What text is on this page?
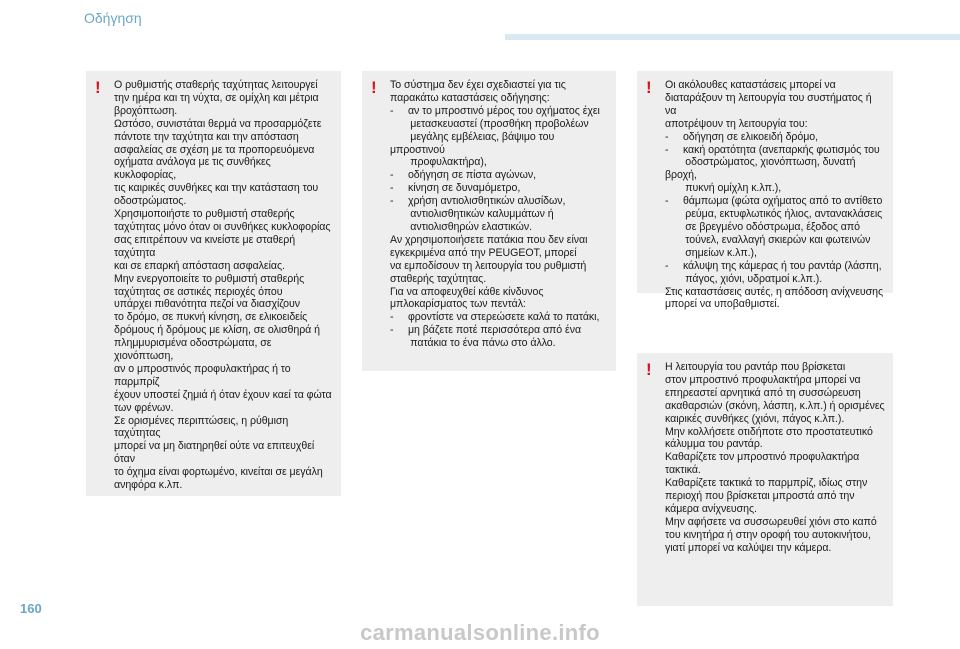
Οδήγηση
! Ο ρυθμιστής σταθερής ταχύτητας λειτουργεί
την ημέρα και τη νύχτα, σε ομίχλη και μέτρια
βροχόπτωση.
Ωστόσο, συνιστάται θερμά να προσαρμόζετε
πάντοτε την ταχύτητα και την απόσταση
ασφαλείας σε σχέση με τα προπορευόμενα
οχήματα ανάλογα με τις συνθήκες κυκλοφορίας,
τις καιρικές συνθήκες και την κατάσταση του
οδοστρώματος.
Χρησιμοποιήστε το ρυθμιστή σταθερής
ταχύτητας μόνο όταν οι συνθήκες κυκλοφορίας
σας επιτρέπουν να κινείστε με σταθερή ταχύτητα
και σε επαρκή απόσταση ασφαλείας.
Μην ενεργοποιείτε το ρυθμιστή σταθερής
ταχύτητας σε αστικές περιοχές όπου
υπάρχει πιθανότητα πεζοί να διασχίζουν
το δρόμο, σε πυκνή κίνηση, σε ελικοειδείς
δρόμους ή δρόμους με κλίση, σε ολισθηρά ή
πλημμυρισμένα οδοστρώματα, σε χιονόπτωση,
αν ο μπροστινός προφυλακτήρας ή το παρμπρίζ
έχουν υποστεί ζημιά ή όταν έχουν καεί τα φώτα
των φρένων.
Σε ορισμένες περιπτώσεις, η ρύθμιση ταχύτητας
μπορεί να μη διατηρηθεί ούτε να επιτευχθεί όταν
το όχημα είναι φορτωμένο, κινείται σε μεγάλη
ανηφόρα κ.λπ.
! Το σύστημα δεν έχει σχεδιαστεί για τις
παρακάτω καταστάσεις οδήγησης:
-     αν το μπροστινό μέρος του οχήματος έχει
μετασκευαστεί (προσθήκη προβολέων
μεγάλης εμβέλειας, βάψιμο του μπροστινού
προφυλακτήρα),
-     οδήγηση σε πίστα αγώνων,
-     κίνηση σε δυναμόμετρο,
-     χρήση αντιολισθητικών αλυσίδων,
αντιολισθητικών καλυμμάτων ή
αντιολισθηρών ελαστικών.
Αν χρησιμοποιήσετε πατάκια που δεν είναι
εγκεκριμένα από την PEUGEOT, μπορεί
να εμποδίσουν τη λειτουργία του ρυθμιστή
σταθερής ταχύτητας.
Για να αποφευχθεί κάθε κίνδυνος
μπλοκαρίσματος των πεντάλ:
-     φροντίστε να στερεώσετε καλά το πατάκι,
-     μη βάζετε ποτέ περισσότερα από ένα
πατάκια το ένα πάνω στο άλλο.
! Οι ακόλουθες καταστάσεις μπορεί να
διαταράξουν τη λειτουργία του συστήματος ή να
αποτρέψουν τη λειτουργία του:
-     οδήγηση σε ελικοειδή δρόμο,
-     κακή ορατότητα (ανεπαρκής φωτισμός του
οδοστρώματος, χιονόπτωση, δυνατή βροχή,
πυκνή ομίχλη κ.λπ.),
-     θάμπωμα (φώτα οχήματος από το αντίθετο
ρεύμα, εκτυφλωτικός ήλιος, αντανακλάσεις
σε βρεγμένο οδόστρωμα, έξοδος από
τούνελ, εναλλαγή σκιερών και φωτεινών
σημείων κ.λπ.),
-     κάλυψη της κάμερας ή του ραντάρ (λάσπη,
πάγος, χιόνι, υδρατμοί κ.λπ.).
Στις καταστάσεις αυτές, η απόδοση ανίχνευσης
μπορεί να υποβαθμιστεί.
! Η λειτουργία του ραντάρ που βρίσκεται
στον μπροστινό προφυλακτήρα μπορεί να
επηρεαστεί αρνητικά από τη συσσώρευση
ακαθαρσιών (σκόνη, λάσπη, κ.λπ.) ή ορισμένες
καιρικές συνθήκες (χιόνι, πάγος κ.λπ.).
Μην κολλήσετε οτιδήποτε στο προστατευτικό
κάλυμμα του ραντάρ.
Καθαρίζετε τον μπροστινό προφυλακτήρα
τακτικά.
Καθαρίζετε τακτικά το παρμπρίζ, ιδίως στην
περιοχή που βρίσκεται μπροστά από την
κάμερα ανίχνευσης.
Μην αφήσετε να συσσωρευθεί χιόνι στο καπό
του κινητήρα ή στην οροφή του αυτοκινήτου,
γιατί μπορεί να καλύψει την κάμερα.
160
carmanualsonline.info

==============================

TASK DIRECTIONS = All of the records above must be copied exactly, except for the pictures.

OUTPUT BELOW =
What text is on this page?
Οδήγηση
! Ο ρυθμιστής σταθερής ταχύτητας λειτουργεί
την ημέρα και τη νύχτα, σε ομίχλη και μέτρια
βροχόπτωση.
Ωστόσο, συνιστάται θερμά να προσαρμόζετε
πάντοτε την ταχύτητα και την απόσταση
ασφαλείας σε σχέση με τα προπορευόμενα
οχήματα ανάλογα με τις συνθήκες κυκλοφορίας,
τις καιρικές συνθήκες και την κατάσταση του
οδοστρώματος.
Χρησιμοποιήστε το ρυθμιστή σταθερής
ταχύτητας μόνο όταν οι συνθήκες κυκλοφορίας
σας επιτρέπουν να κινείστε με σταθερή ταχύτητα
και σε επαρκή απόσταση ασφαλείας.
Μην ενεργοποιείτε το ρυθμιστή σταθερής
ταχύτητας σε αστικές περιοχές όπου
υπάρχει πιθανότητα πεζοί να διασχίζουν
το δρόμο, σε πυκνή κίνηση, σε ελικοειδείς
δρόμους ή δρόμους με κλίση, σε ολισθηρά ή
πλημμυρισμένα οδοστρώματα, σε χιονόπτωση,
αν ο μπροστινός προφυλακτήρας ή το παρμπρίζ
έχουν υποστεί ζημιά ή όταν έχουν καεί τα φώτα
των φρένων.
Σε ορισμένες περιπτώσεις, η ρύθμιση ταχύτητας
μπορεί να μη διατηρηθεί ούτε να επιτευχθεί όταν
το όχημα είναι φορτωμένο, κινείται σε μεγάλη
ανηφόρα κ.λπ.
! Το σύστημα δεν έχει σχεδιαστεί για τις
παρακάτω καταστάσεις οδήγησης:
-     αν το μπροστινό μέρος του οχήματος έχει
μετασκευαστεί (προσθήκη προβολέων
μεγάλης εμβέλειας, βάψιμο του μπροστινού
προφυλακτήρα),
-     οδήγηση σε πίστα αγώνων,
-     κίνηση σε δυναμόμετρο,
-     χρήση αντιολισθητικών αλυσίδων,
αντιολισθητικών καλυμμάτων ή
αντιολισθηρών ελαστικών.
Αν χρησιμοποιήσετε πατάκια που δεν είναι
εγκεκριμένα από την PEUGEOT, μπορεί
να εμποδίσουν τη λειτουργία του ρυθμιστή
σταθερής ταχύτητας.
Για να αποφευχθεί κάθε κίνδυνος
μπλοκαρίσματος των πεντάλ:
-     φροντίστε να στερεώσετε καλά το πατάκι,
-     μη βάζετε ποτέ περισσότερα από ένα
πατάκια το ένα πάνω στο άλλο.
! Οι ακόλουθες καταστάσεις μπορεί να
διαταράξουν τη λειτουργία του συστήματος ή να
αποτρέψουν τη λειτουργία του:
-     οδήγηση σε ελικοειδή δρόμο,
-     κακή ορατότητα (ανεπαρκής φωτισμός του
οδοστρώματος, χιονόπτωση, δυνατή βροχή,
πυκνή ομίχλη κ.λπ.),
-     θάμπωμα (φώτα οχήματος από το αντίθετο
ρεύμα, εκτυφλωτικός ήλιος, αντανακλάσεις
σε βρεγμένο οδόστρωμα, έξοδος από
τούνελ, εναλλαγή σκιερών και φωτεινών
σημείων κ.λπ.),
-     κάλυψη της κάμερας ή του ραντάρ (λάσπη,
πάγος, χιόνι, υδρατμοί κ.λπ.).
Στις καταστάσεις αυτές, η απόδοση ανίχνευσης
μπορεί να υποβαθμιστεί.
! Η λειτουργία του ραντάρ που βρίσκεται
στον μπροστινό προφυλακτήρα μπορεί να
επηρεαστεί αρνητικά από τη συσσώρευση
ακαθαρσιών (σκόνη, λάσπη, κ.λπ.) ή ορισμένες
καιρικές συνθήκες (χιόνι, πάγος κ.λπ.).
Μην κολλήσετε οτιδήποτε στο προστατευτικό
κάλυμμα του ραντάρ.
Καθαρίζετε τον μπροστινό προφυλακτήρα
τακτικά.
Καθαρίζετε τακτικά το παρμπρίζ, ιδίως στην
περιοχή που βρίσκεται μπροστά από την
κάμερα ανίχνευσης.
Μην αφήσετε να συσσωρευθεί χιόνι στο καπό
του κινητήρα ή στην οροφή του αυτοκινήτου,
γιατί μπορεί να καλύψει την κάμερα.
160
carmanualsonline.info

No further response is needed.